Given passage ▸

Wheels

wheel parts

BEFORE

IMG_6296

AFTER

finished wheel

MDJ Combat Rims

My GPW has CJ and M38 wheels which are solid rims. They do not look anything like the WW2 combat rims. While there are some decent condition original rims available, many have rust and damage around the lug holes and the safety of their use can be questionable. MDJ makes very safe 16 gauge combat rims with the Tire Inflation warning tags welded on in raised letters like the originals.

 

I decided to use four of the MDJ combat rims and leave an original on the spare just for show. I ordered four rims and they came in two packages, loosely tightened together. I removed the 8 rim nuts and using a rubber mallet was able to separate the halves. I am using 33070 Early Khaki Lusterless spray paint.  I will give them 2 coats waiting 3 days between coats and probably a week to let them cure properly before mounting the tires.

There are many discussions about how to prepare the mating surfaces between the two halves to keep them from rusing together. Some say if you use primer and two coats of paint and do not run or store them in a water environment, they will not rust together. Others say to use something like rim grease or copper gasket spray to prevent the two halves from rusting together. I will probably use a bit of the copper gasket material where they mesh.

Raw records ▸
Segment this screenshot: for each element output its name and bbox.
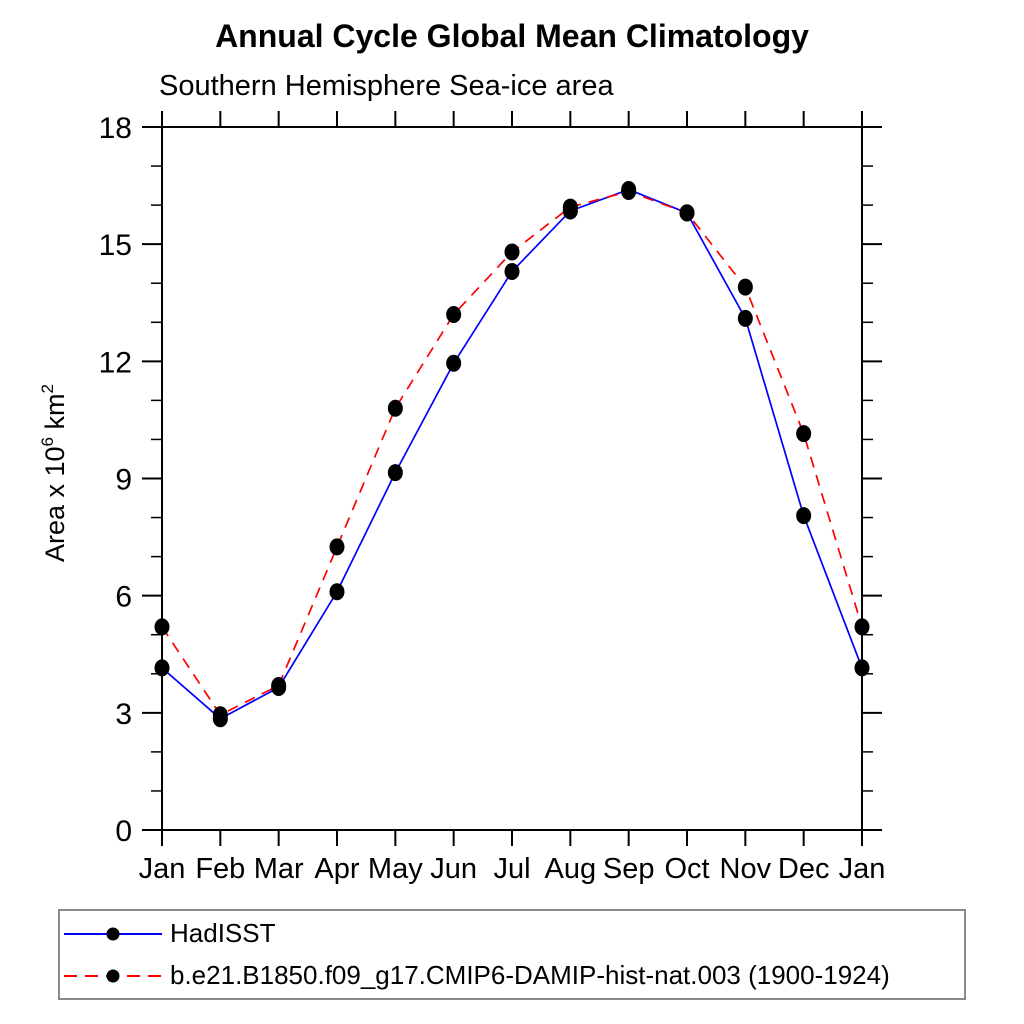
data-point-marker-1 (446, 305, 462, 323)
data-point-marker-1 (737, 278, 753, 296)
legend-solid-line-sample (64, 927, 162, 940)
data-point-marker-1 (504, 243, 520, 261)
plot-area: Jan Feb Mar Apr May Jun Jul Aug Sep Oct Nov Dec Jan0… (38, 111, 886, 885)
legend-item-model: b.e21.B1850.f09_g17.CMIP6-DAMIP-hist-nat… (60, 958, 964, 994)
y-axis-title: Area x 106 km2 (38, 384, 70, 562)
y-tick-label: 0 (115, 815, 132, 848)
data-point-marker-0 (796, 507, 812, 525)
x-tick-label: Jun (430, 853, 477, 885)
y-tick-label: 12 (99, 346, 132, 379)
chart-subtitle: Southern Hemisphere Sea-ice area (159, 70, 614, 102)
x-tick-label: Dec (778, 853, 830, 885)
legend-marker-dot (106, 969, 120, 982)
data-point-marker-1 (154, 618, 170, 636)
y-tick-label: 6 (115, 581, 132, 614)
data-point-marker-1 (854, 618, 870, 636)
y-tick-label: 9 (115, 464, 132, 497)
x-tick-label: Apr (314, 853, 359, 885)
data-point-marker-0 (854, 659, 870, 677)
data-point-marker-1 (212, 706, 228, 724)
data-point-marker-1 (679, 204, 695, 222)
x-tick-label: Oct (664, 853, 709, 885)
y-tick-label: 3 (115, 698, 132, 731)
x-tick-label: Aug (545, 853, 597, 885)
data-point-marker-0 (154, 659, 170, 677)
legend-dashed-line-sample (64, 969, 162, 982)
legend-marker-dot (106, 927, 120, 940)
data-point-marker-0 (737, 309, 753, 327)
data-point-marker-0 (504, 263, 520, 281)
legend-label-model: b.e21.B1850.f09_g17.CMIP6-DAMIP-hist-nat… (170, 960, 890, 990)
data-point-marker-1 (796, 425, 812, 443)
legend-label-hadisst: HadISST (170, 918, 276, 948)
chart-title: Annual Cycle Global Mean Climatology (215, 18, 809, 54)
data-point-marker-0 (329, 583, 345, 601)
data-point-marker-0 (446, 354, 462, 372)
legend-box: HadISST b.e21.B1850.f09_g17.CMIP6-DAMIP-… (58, 909, 966, 1000)
data-point-marker-1 (329, 538, 345, 556)
y-tick-label: 15 (99, 229, 132, 262)
data-point-marker-1 (387, 399, 403, 417)
x-tick-label: Jan (839, 853, 886, 885)
legend-item-hadisst: HadISST (60, 916, 964, 952)
data-point-marker-1 (621, 182, 637, 200)
data-point-marker-1 (271, 676, 287, 694)
y-tick-label: 18 (99, 112, 132, 145)
x-tick-label: Jul (493, 853, 530, 885)
data-point-marker-0 (387, 464, 403, 482)
data-point-marker-1 (562, 198, 578, 216)
x-tick-label: Jan (139, 853, 186, 885)
x-tick-label: Mar (254, 853, 304, 885)
x-tick-label: Nov (720, 853, 772, 885)
x-tick-label: Sep (603, 853, 655, 885)
x-tick-label: Feb (195, 853, 245, 885)
x-tick-label: May (368, 853, 423, 885)
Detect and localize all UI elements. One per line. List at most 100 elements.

Tasks to perform ▸
1. In the passage on the wheels, edit the part that opens with the words containing "My GPW has CJ" and closes with "mounting the tires.", swapping "rubber mallet" for "plastic mallet".
2. Could you pick up the passage on the wheels and continue it from where it stops?
The entries are separate material from the passage on the wheels.

In response ▸
1.
My GPW has CJ and M38 wheels which are solid rims. They do not look anything like the WW2 combat rims. While there are some decent condition original rims available, many have rust and damage around the lug holes and the safety of their use can be questionable. MDJ makes very safe 16 gauge combat rims with the Tire Inflation warning tags welded on in raised letters like the originals.

 

I decided to use four of the MDJ combat rims and leave an original on the spare just for show. I ordered four rims and they came in two packages, loosely tightened together. I removed the 8 rim nuts and using a plastic mallet was able to separate the halves. I am using 33070 Early Khaki Lusterless spray paint.  I will give them 2 coats waiting 3 days between coats and probably a week to let them cure properly before mounting the tires.

2.
IMG_6295
painted

Combat Wheel Assembly

The first combat wheel assembly took 2 hours. Although I read many posts elsewhere, it was a bit of a trial and error method. The main problem was trying to get the stem to protrude correctly from the hole in the rim. The problem was that after several attempts to place the stem protector on, it would not protrude far enough to start the threads.  More on that.

Talcum powder is your friend. Rubber on rubber does not move easily, but with LIBERAL use of the powder, you can slide the tube and flap in place and move them around to get everything to allign properly.

I began by slightly inflating the tube just enough to slide it into the tire. Getting the flap in is much easier if you fully insert one edge all the way around, then you can tuck the opposite edge into the tire around the tube. Of course you must align the flap hole with the stem.

Both the tube and  the flap have an offset that corresponds to the offset hole in the combat rim. Order your tube with an ST-15 stem and your flaps with offset stem hole. Make sure the tube is not pinched between the flap and the rim.

Once the tube and flap are in place, use some soapy water and a brush or rag to douse the tire. It makes it slip on and off the combat rim easier. Place the rim half that has the stem hole over the tire and align the stem with the hole allowing it to fully protrude from the rim. This is the time to install the stem protector. You can push the stem through the hole fully from inside the tire as it is not fully inflated. This gives you enough protrusion to start the threads of the protector. Screw it down so that two or three threads are exposed above the protector.

Now you can install the other half of the rim, aligning the bolts with the holes and the groves in the rim with the lands. I made a crayon mark on both halves where they aligned to reduce the guess work.

Since the tube does not have much pressure in it you can press down on the rim and start the eight nuts on the protruding threads. Hand tight for now, then step them tighter a bit at a time tightening every third nut until all eight are snug. Then torque to 65-70 ft/lbs before inflating.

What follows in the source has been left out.